■ What the task asks ■
Copy each line in the data that includes the word "icon".

■ Data supplied ■
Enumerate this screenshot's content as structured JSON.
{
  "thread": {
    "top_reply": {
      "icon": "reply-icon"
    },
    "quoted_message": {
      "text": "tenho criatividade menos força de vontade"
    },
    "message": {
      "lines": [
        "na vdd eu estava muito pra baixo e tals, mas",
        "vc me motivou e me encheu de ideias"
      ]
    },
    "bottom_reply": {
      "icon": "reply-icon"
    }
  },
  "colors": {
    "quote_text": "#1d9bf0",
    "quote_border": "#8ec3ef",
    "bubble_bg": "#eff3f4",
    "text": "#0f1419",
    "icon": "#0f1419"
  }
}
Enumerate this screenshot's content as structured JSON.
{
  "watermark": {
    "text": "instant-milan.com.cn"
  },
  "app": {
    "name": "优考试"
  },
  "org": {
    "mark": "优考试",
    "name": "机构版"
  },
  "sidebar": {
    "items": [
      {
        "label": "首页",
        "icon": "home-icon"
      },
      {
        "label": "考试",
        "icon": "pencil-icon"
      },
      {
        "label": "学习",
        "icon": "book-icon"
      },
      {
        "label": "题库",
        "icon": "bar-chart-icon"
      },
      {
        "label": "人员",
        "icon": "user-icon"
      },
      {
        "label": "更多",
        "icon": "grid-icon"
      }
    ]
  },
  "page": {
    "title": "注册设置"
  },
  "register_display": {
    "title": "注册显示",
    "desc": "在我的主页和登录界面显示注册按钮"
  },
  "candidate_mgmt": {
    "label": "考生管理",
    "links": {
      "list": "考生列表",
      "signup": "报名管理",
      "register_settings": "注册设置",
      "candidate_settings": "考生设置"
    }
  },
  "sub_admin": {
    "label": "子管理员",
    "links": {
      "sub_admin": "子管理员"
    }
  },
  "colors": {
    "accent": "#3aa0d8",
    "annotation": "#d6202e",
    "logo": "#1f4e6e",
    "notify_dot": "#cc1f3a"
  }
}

■ Output of the exercise ■
      "icon": "reply-icon"
      "icon": "reply-icon"
    "icon": "#0f1419"
        "icon": "home-icon"
        "icon": "pencil-icon"
        "icon": "book-icon"
        "icon": "bar-chart-icon"
        "icon": "user-icon"
        "icon": "grid-icon"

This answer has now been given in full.